▶ Request: Restate the material word for word and leave out anything that is a picture.

Saved entries
-*-

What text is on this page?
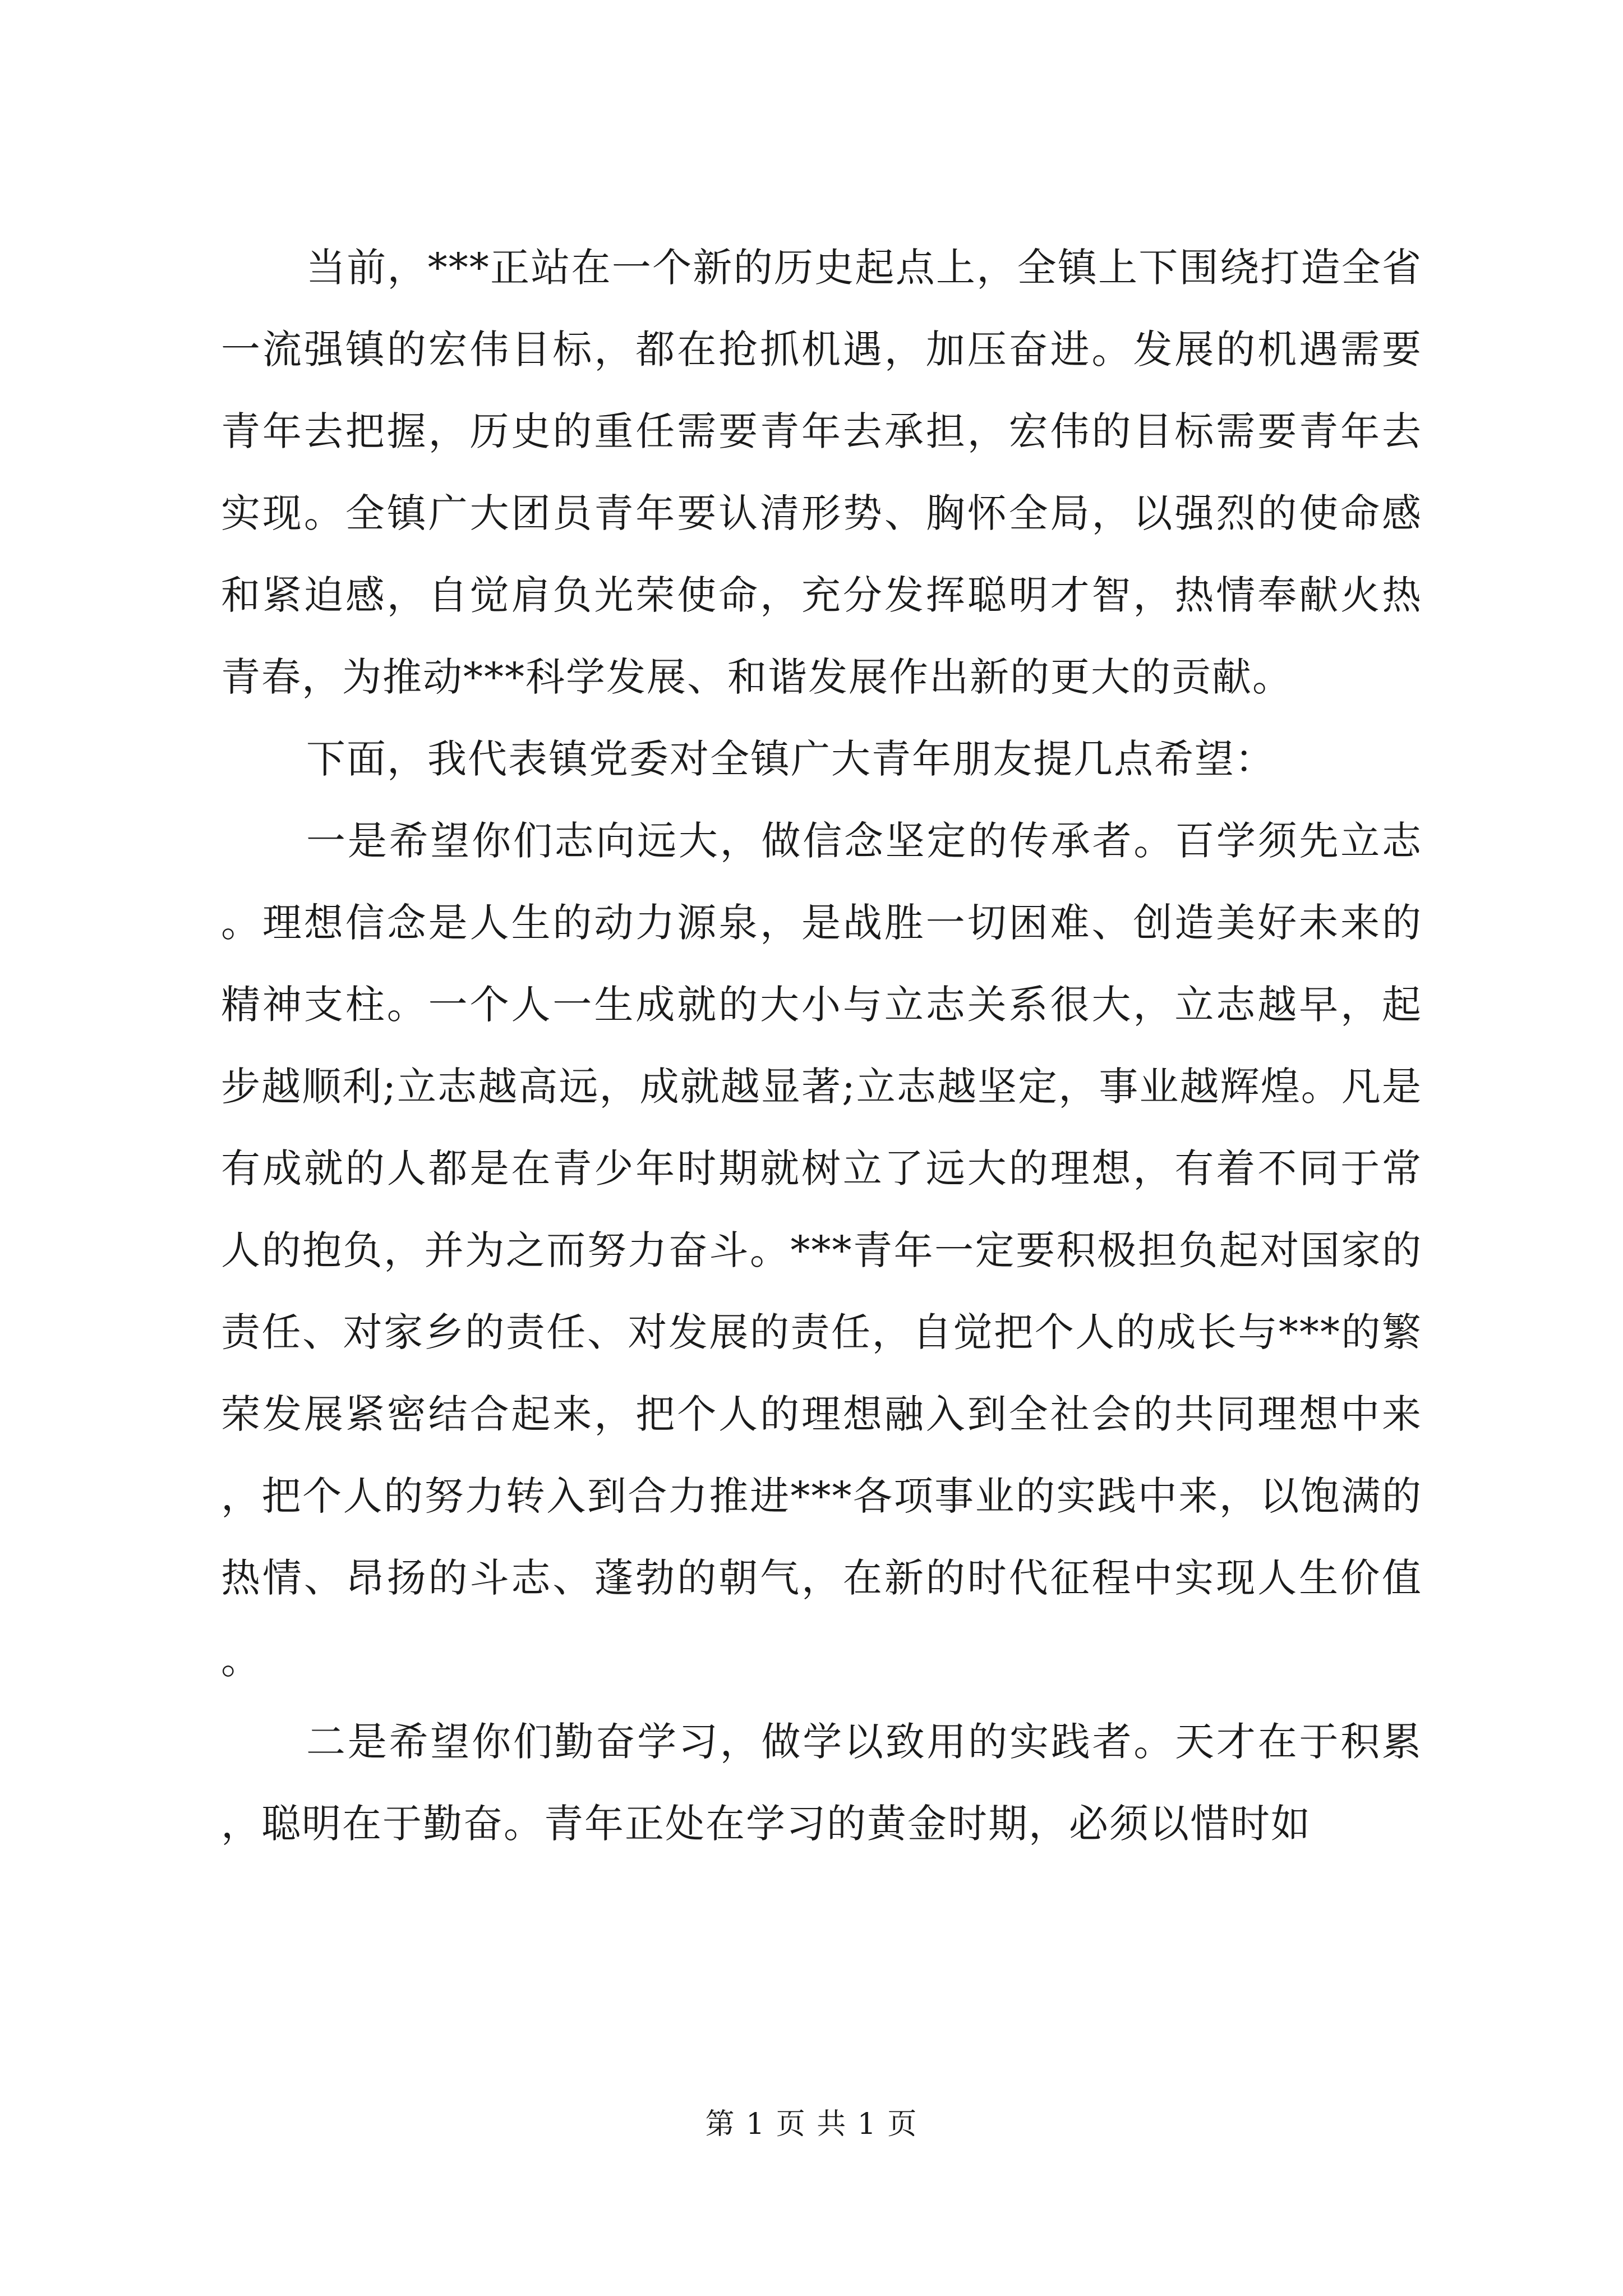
当前，***正站在一个新的历史起点上，全镇上下围绕打造全省一流强镇的宏伟目标，都在抢抓机遇，加压奋进。发展的机遇需要青年去把握，历史的重任需要青年去承担，宏伟的目标需要青年去实现。全镇广大团员青年要认清形势、胸怀全局，以强烈的使命感和紧迫感，自觉肩负光荣使命，充分发挥聪明才智，热情奉献火热青春，为推动***科学发展、和谐发展作出新的更大的贡献。

下面，我代表镇党委对全镇广大青年朋友提几点希望：

一是希望你们志向远大，做信念坚定的传承者。百学须先立志。理想信念是人生的动力源泉，是战胜一切困难、创造美好未来的精神支柱。一个人一生成就的大小与立志关系很大，立志越早，起步越顺利;立志越高远，成就越显著;立志越坚定，事业越辉煌。凡是有成就的人都是在青少年时期就树立了远大的理想，有着不同于常人的抱负，并为之而努力奋斗。***青年一定要积极担负起对国家的责任、对家乡的责任、对发展的责任，自觉把个人的成长与***的繁荣发展紧密结合起来，把个人的理想融入到全社会的共同理想中来，把个人的努力转入到合力推进***各项事业的实践中来，以饱满的热情、昂扬的斗志、蓬勃的朝气，在新的时代征程中实现人生价值。

二是希望你们勤奋学习，做学以致用的实践者。天才在于积累，聪明在于勤奋。青年正处在学习的黄金时期，必须以惜时如

第 1 页 共 1 页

-*-

▶ In response:
What text is on this page?
当前，***正站在一个新的历史起点上，全镇上下围绕打造全省一流强镇的宏伟目标，都在抢抓机遇，加压奋进。发展的机遇需要青年去把握，历史的重任需要青年去承担，宏伟的目标需要青年去实现。全镇广大团员青年要认清形势、胸怀全局，以强烈的使命感和紧迫感，自觉肩负光荣使命，充分发挥聪明才智，热情奉献火热青春，为推动***科学发展、和谐发展作出新的更大的贡献。

下面，我代表镇党委对全镇广大青年朋友提几点希望：

一是希望你们志向远大，做信念坚定的传承者。百学须先立志。理想信念是人生的动力源泉，是战胜一切困难、创造美好未来的精神支柱。一个人一生成就的大小与立志关系很大，立志越早，起步越顺利;立志越高远，成就越显著;立志越坚定，事业越辉煌。凡是有成就的人都是在青少年时期就树立了远大的理想，有着不同于常人的抱负，并为之而努力奋斗。***青年一定要积极担负起对国家的责任、对家乡的责任、对发展的责任，自觉把个人的成长与***的繁荣发展紧密结合起来，把个人的理想融入到全社会的共同理想中来，把个人的努力转入到合力推进***各项事业的实践中来，以饱满的热情、昂扬的斗志、蓬勃的朝气，在新的时代征程中实现人生价值。

二是希望你们勤奋学习，做学以致用的实践者。天才在于积累，聪明在于勤奋。青年正处在学习的黄金时期，必须以惜时如

第 1 页 共 1 页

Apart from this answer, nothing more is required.